- **WRITTEN EXERCISE**: Scan the entries below for the word "logo". Copy each line that has it.
◆ ◆ ◆ ◆ ◆ ◆ ◆
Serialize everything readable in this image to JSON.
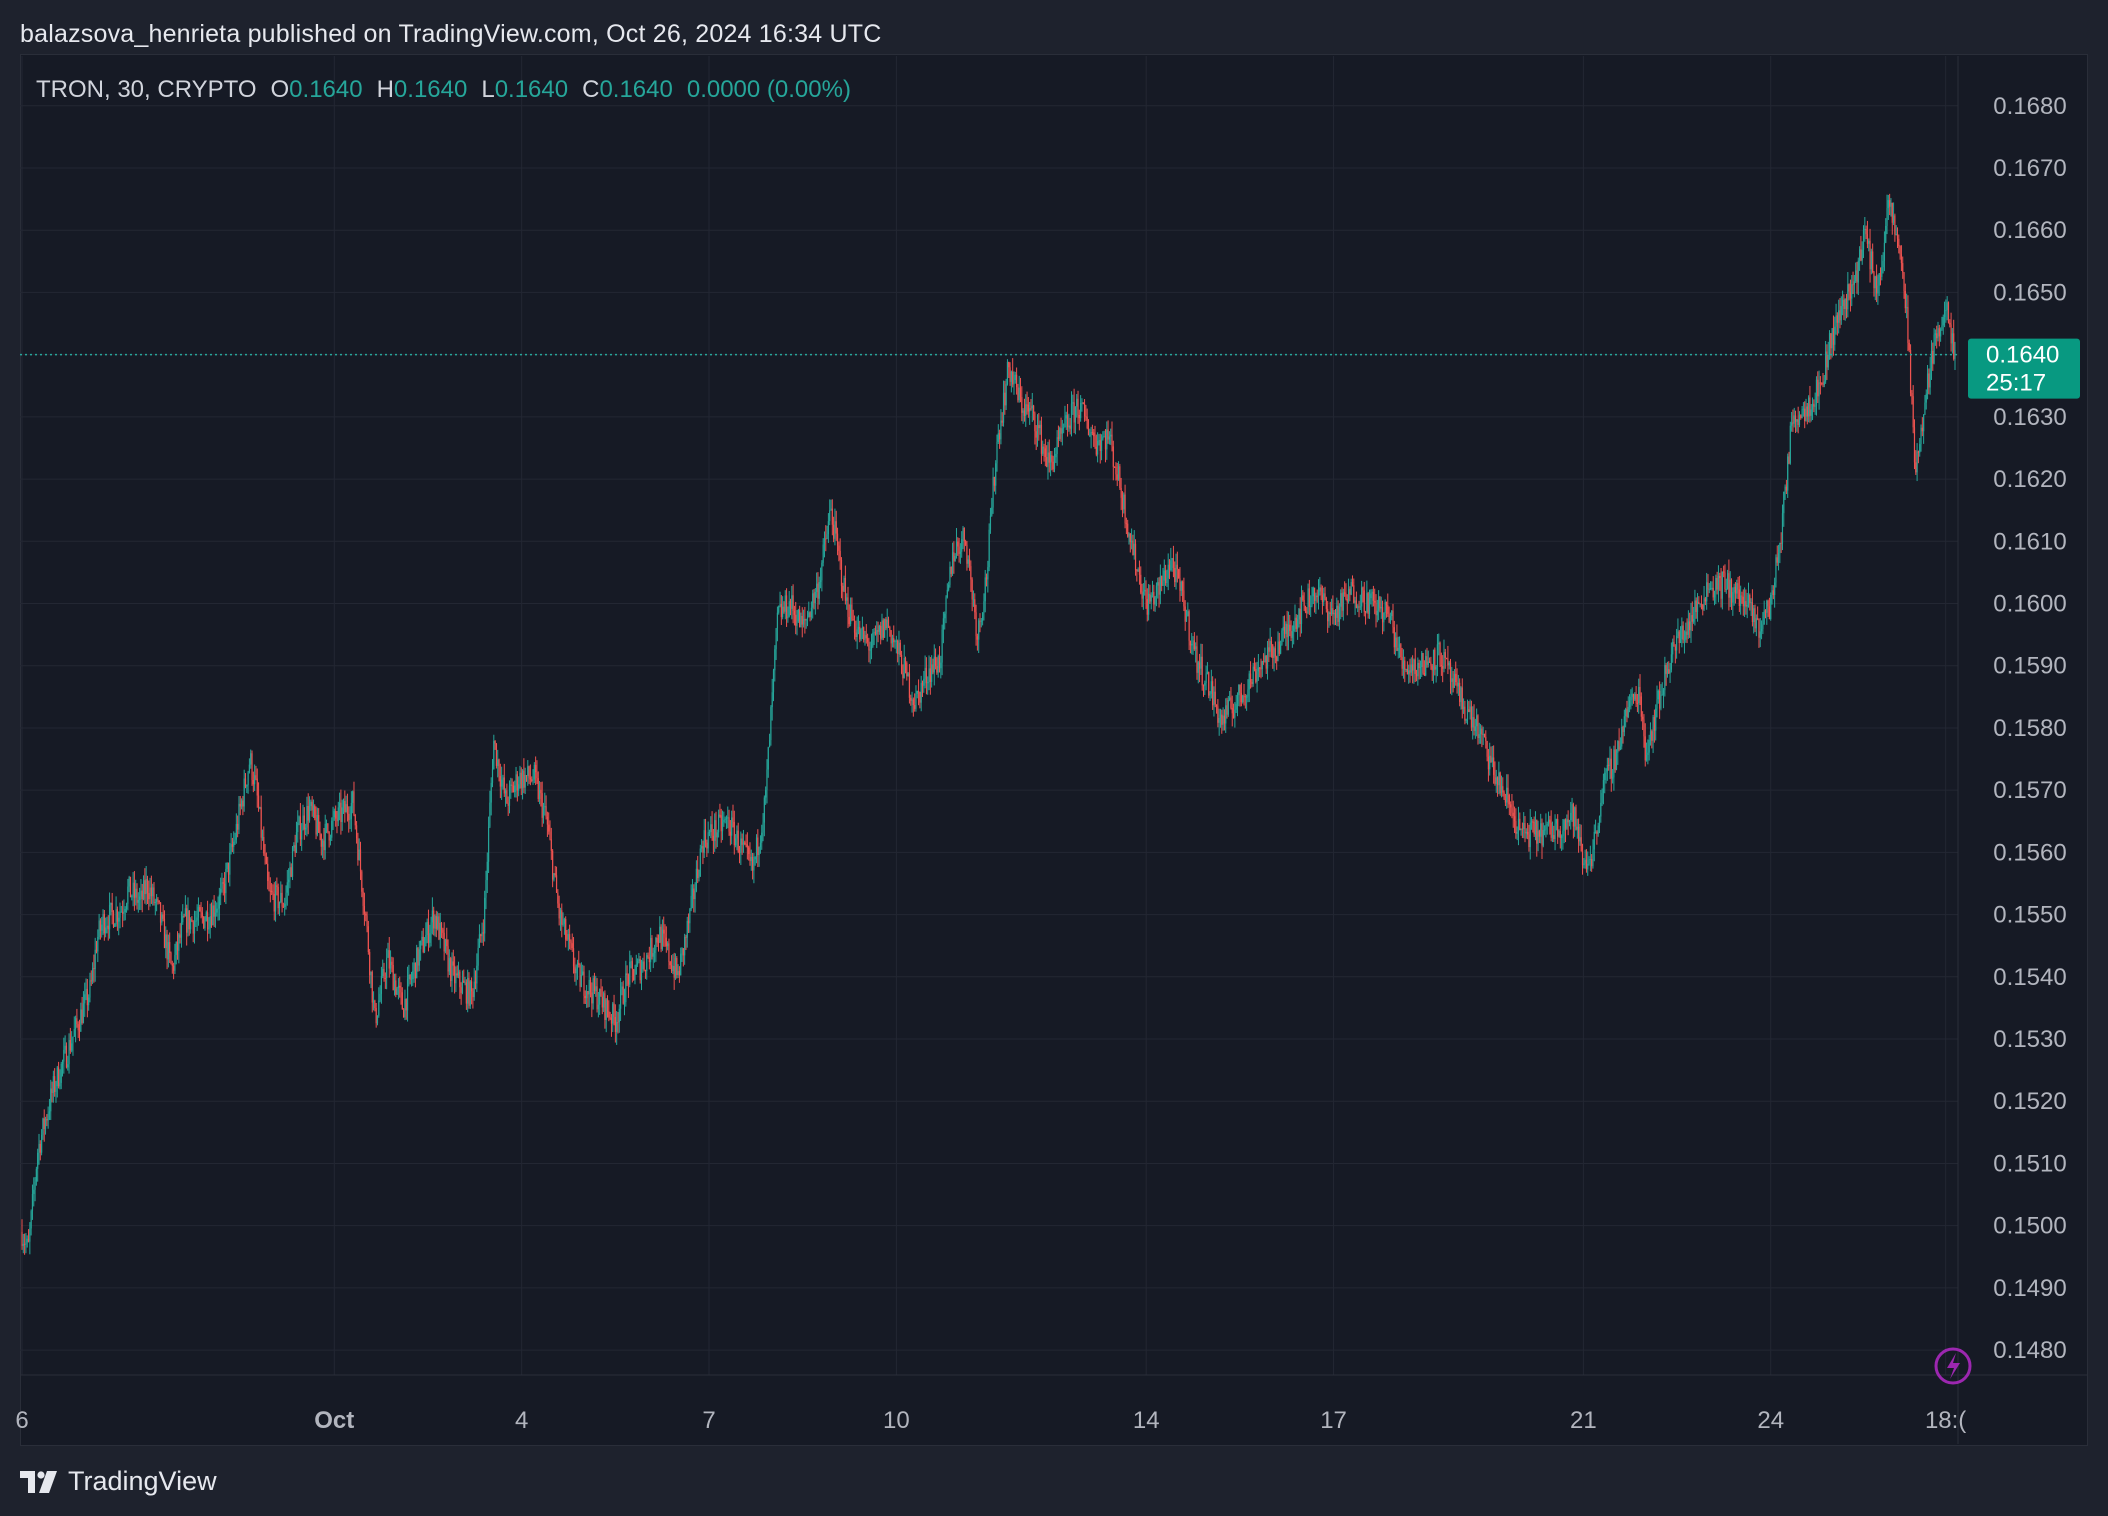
{
  "publish_line": "balazsova_henrieta published on TradingView.com, Oct 26, 2024 16:34 UTC",
  "legend": {
    "symbol": "TRON, 30, CRYPTO",
    "o_label": "O",
    "o_value": "0.1640",
    "h_label": "H",
    "h_value": "0.1640",
    "l_label": "L",
    "l_value": "0.1640",
    "c_label": "C",
    "c_value": "0.1640",
    "change": "0.0000 (0.00%)"
  },
  "price_tag": {
    "price": "0.1640",
    "countdown": "25:17"
  },
  "brand": {
    "name": "TradingView",
    "logo_icon": "tradingview-logo-icon"
  },
  "lightning_icon": "lightning-bolt-icon",
  "colors": {
    "up": "#26a69a",
    "down": "#ef5350",
    "background": "#161a25",
    "page": "#1e222d",
    "grid": "#232733",
    "axis_text": "#b2b5be",
    "indicator": "#9c27b0"
  },
  "chart_data": {
    "type": "candlestick",
    "title": "TRON, 30, CRYPTO",
    "interval": "30 minutes",
    "ylim": [
      0.1476,
      0.1688
    ],
    "y_ticks": [
      "0.1680",
      "0.1670",
      "0.1660",
      "0.1650",
      "0.1640",
      "0.1630",
      "0.1620",
      "0.1610",
      "0.1600",
      "0.1590",
      "0.1580",
      "0.1570",
      "0.1560",
      "0.1550",
      "0.1540",
      "0.1530",
      "0.1520",
      "0.1510",
      "0.1500",
      "0.1490",
      "0.1480"
    ],
    "x_ticks": [
      "6",
      "Oct",
      "4",
      "7",
      "10",
      "14",
      "17",
      "21",
      "24",
      "18:("
    ],
    "x_tick_days": [
      0,
      5,
      8,
      11,
      14,
      18,
      21,
      25,
      28,
      30.8
    ],
    "x_range_days": [
      0,
      30.95
    ],
    "last_price": 0.164,
    "grid": true,
    "close_path": [
      [
        0.0,
        0.1499
      ],
      [
        0.1,
        0.1496
      ],
      [
        0.25,
        0.1512
      ],
      [
        0.5,
        0.1522
      ],
      [
        0.8,
        0.153
      ],
      [
        1.1,
        0.1538
      ],
      [
        1.2,
        0.1546
      ],
      [
        1.3,
        0.1549
      ],
      [
        1.6,
        0.1551
      ],
      [
        1.7,
        0.1554
      ],
      [
        1.9,
        0.1552
      ],
      [
        2.0,
        0.1555
      ],
      [
        2.2,
        0.155
      ],
      [
        2.4,
        0.1541
      ],
      [
        2.6,
        0.1549
      ],
      [
        2.8,
        0.1549
      ],
      [
        3.0,
        0.155
      ],
      [
        3.2,
        0.1553
      ],
      [
        3.4,
        0.1562
      ],
      [
        3.65,
        0.1575
      ],
      [
        3.75,
        0.157
      ],
      [
        3.95,
        0.1553
      ],
      [
        4.2,
        0.1552
      ],
      [
        4.4,
        0.1563
      ],
      [
        4.6,
        0.1567
      ],
      [
        4.8,
        0.1562
      ],
      [
        5.0,
        0.1565
      ],
      [
        5.3,
        0.1568
      ],
      [
        5.5,
        0.155
      ],
      [
        5.65,
        0.1533
      ],
      [
        5.85,
        0.1543
      ],
      [
        6.1,
        0.1535
      ],
      [
        6.3,
        0.1542
      ],
      [
        6.6,
        0.155
      ],
      [
        6.9,
        0.154
      ],
      [
        7.2,
        0.1537
      ],
      [
        7.4,
        0.155
      ],
      [
        7.55,
        0.1578
      ],
      [
        7.75,
        0.1568
      ],
      [
        7.95,
        0.1572
      ],
      [
        8.2,
        0.1572
      ],
      [
        8.4,
        0.1565
      ],
      [
        8.6,
        0.155
      ],
      [
        8.9,
        0.154
      ],
      [
        9.2,
        0.1537
      ],
      [
        9.5,
        0.1533
      ],
      [
        9.7,
        0.154
      ],
      [
        9.95,
        0.1542
      ],
      [
        10.2,
        0.1547
      ],
      [
        10.5,
        0.154
      ],
      [
        10.7,
        0.155
      ],
      [
        10.9,
        0.1562
      ],
      [
        11.3,
        0.1565
      ],
      [
        11.7,
        0.1557
      ],
      [
        11.9,
        0.1568
      ],
      [
        12.1,
        0.1598
      ],
      [
        12.3,
        0.16
      ],
      [
        12.5,
        0.1596
      ],
      [
        12.75,
        0.1603
      ],
      [
        12.95,
        0.1615
      ],
      [
        13.2,
        0.16
      ],
      [
        13.4,
        0.1595
      ],
      [
        13.6,
        0.1593
      ],
      [
        13.85,
        0.1597
      ],
      [
        14.1,
        0.159
      ],
      [
        14.3,
        0.1584
      ],
      [
        14.5,
        0.1589
      ],
      [
        14.7,
        0.1591
      ],
      [
        14.9,
        0.1608
      ],
      [
        15.1,
        0.1611
      ],
      [
        15.3,
        0.1595
      ],
      [
        15.45,
        0.1605
      ],
      [
        15.6,
        0.1625
      ],
      [
        15.8,
        0.1638
      ],
      [
        16.0,
        0.1632
      ],
      [
        16.2,
        0.163
      ],
      [
        16.45,
        0.1622
      ],
      [
        16.7,
        0.1628
      ],
      [
        16.9,
        0.1632
      ],
      [
        17.2,
        0.1626
      ],
      [
        17.4,
        0.1627
      ],
      [
        17.6,
        0.1618
      ],
      [
        17.8,
        0.1608
      ],
      [
        18.0,
        0.16
      ],
      [
        18.2,
        0.1602
      ],
      [
        18.4,
        0.1607
      ],
      [
        18.6,
        0.16
      ],
      [
        18.8,
        0.1591
      ],
      [
        19.0,
        0.1587
      ],
      [
        19.2,
        0.1581
      ],
      [
        19.5,
        0.1585
      ],
      [
        19.8,
        0.159
      ],
      [
        20.1,
        0.1593
      ],
      [
        20.4,
        0.1598
      ],
      [
        20.7,
        0.1602
      ],
      [
        21.0,
        0.1598
      ],
      [
        21.3,
        0.1602
      ],
      [
        21.6,
        0.16
      ],
      [
        21.9,
        0.1598
      ],
      [
        22.1,
        0.159
      ],
      [
        22.4,
        0.159
      ],
      [
        22.7,
        0.1592
      ],
      [
        23.0,
        0.1585
      ],
      [
        23.3,
        0.158
      ],
      [
        23.6,
        0.1572
      ],
      [
        23.8,
        0.1568
      ],
      [
        24.0,
        0.1563
      ],
      [
        24.3,
        0.1563
      ],
      [
        24.6,
        0.1564
      ],
      [
        24.85,
        0.1566
      ],
      [
        25.0,
        0.1558
      ],
      [
        25.15,
        0.156
      ],
      [
        25.3,
        0.157
      ],
      [
        25.5,
        0.1575
      ],
      [
        25.7,
        0.1583
      ],
      [
        25.9,
        0.1586
      ],
      [
        26.0,
        0.1576
      ],
      [
        26.15,
        0.1582
      ],
      [
        26.4,
        0.1592
      ],
      [
        26.7,
        0.1597
      ],
      [
        27.0,
        0.1603
      ],
      [
        27.3,
        0.1603
      ],
      [
        27.6,
        0.16
      ],
      [
        27.8,
        0.1596
      ],
      [
        28.0,
        0.16
      ],
      [
        28.15,
        0.161
      ],
      [
        28.35,
        0.163
      ],
      [
        28.6,
        0.1632
      ],
      [
        28.8,
        0.1635
      ],
      [
        28.95,
        0.1642
      ],
      [
        29.15,
        0.1648
      ],
      [
        29.35,
        0.1652
      ],
      [
        29.5,
        0.166
      ],
      [
        29.7,
        0.165
      ],
      [
        29.9,
        0.1664
      ],
      [
        30.1,
        0.1655
      ],
      [
        30.22,
        0.164
      ],
      [
        30.3,
        0.1622
      ],
      [
        30.42,
        0.1628
      ],
      [
        30.55,
        0.1638
      ],
      [
        30.7,
        0.1645
      ],
      [
        30.8,
        0.1648
      ],
      [
        30.88,
        0.1642
      ],
      [
        30.95,
        0.164
      ]
    ]
  }
}
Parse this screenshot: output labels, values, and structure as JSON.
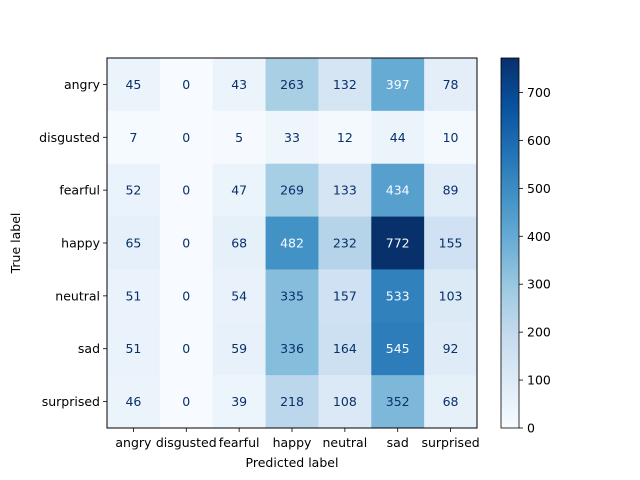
{
  "chart_data": {
    "type": "heatmap",
    "xlabel": "Predicted label",
    "ylabel": "True label",
    "x_categories": [
      "angry",
      "disgusted",
      "fearful",
      "happy",
      "neutral",
      "sad",
      "surprised"
    ],
    "y_categories": [
      "angry",
      "disgusted",
      "fearful",
      "happy",
      "neutral",
      "sad",
      "surprised"
    ],
    "values": [
      [
        45,
        0,
        43,
        263,
        132,
        397,
        78
      ],
      [
        7,
        0,
        5,
        33,
        12,
        44,
        10
      ],
      [
        52,
        0,
        47,
        269,
        133,
        434,
        89
      ],
      [
        65,
        0,
        68,
        482,
        232,
        772,
        155
      ],
      [
        51,
        0,
        54,
        335,
        157,
        533,
        103
      ],
      [
        51,
        0,
        59,
        336,
        164,
        545,
        92
      ],
      [
        46,
        0,
        39,
        218,
        108,
        352,
        68
      ]
    ],
    "colormap": "Blues",
    "colorbar": {
      "range": [
        0,
        772
      ],
      "ticks": [
        0,
        100,
        200,
        300,
        400,
        500,
        600,
        700
      ]
    }
  }
}
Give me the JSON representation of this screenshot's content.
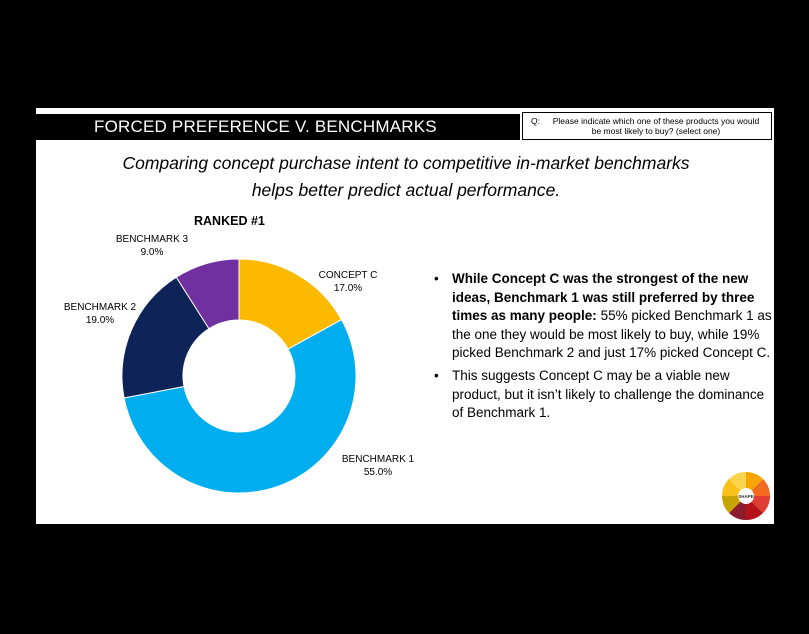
{
  "slide": {
    "title": "FORCED PREFERENCE V. BENCHMARKS",
    "question_label": "Q:",
    "question": "Please indicate which one of these products you would be most likely to buy? (select one)",
    "subtitle_line1": "Comparing concept purchase intent to competitive in-market benchmarks",
    "subtitle_line2": "helps better predict actual performance."
  },
  "chart_data": {
    "type": "pie",
    "subtype": "donut",
    "title": "RANKED #1",
    "start_angle_deg": 0,
    "direction": "clockwise",
    "slices": [
      {
        "name": "CONCEPT C",
        "value": 17.0,
        "label": "17.0%",
        "color": "#FBBA00"
      },
      {
        "name": "BENCHMARK 1",
        "value": 55.0,
        "label": "55.0%",
        "color": "#00AEEF"
      },
      {
        "name": "BENCHMARK 2",
        "value": 19.0,
        "label": "19.0%",
        "color": "#0E2458"
      },
      {
        "name": "BENCHMARK 3",
        "value": 9.0,
        "label": "9.0%",
        "color": "#7030A0"
      }
    ]
  },
  "bullets": [
    {
      "bold": "While Concept C was the strongest of the new ideas, Benchmark 1 was still preferred by three times as many people:",
      "text": " 55% picked Benchmark 1 as the one they would be most likely to buy, while 19% picked Benchmark 2 and just 17% picked Concept C."
    },
    {
      "bold": "",
      "text": "This suggests Concept C may be a viable new product, but it isn’t likely to challenge the dominance of Benchmark 1."
    }
  ],
  "bullet_symbol": "•",
  "logo": {
    "icon": "segmented-wheel-logo",
    "text": "SHAPE"
  }
}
◆ ◆ ◆ ◆ ◆ ◆ ◆
- **TASK SOLUTION**:
    "logo_icon": "tradingview-logo-icon"
  "logo": {
    "icon": "segmented-wheel-logo",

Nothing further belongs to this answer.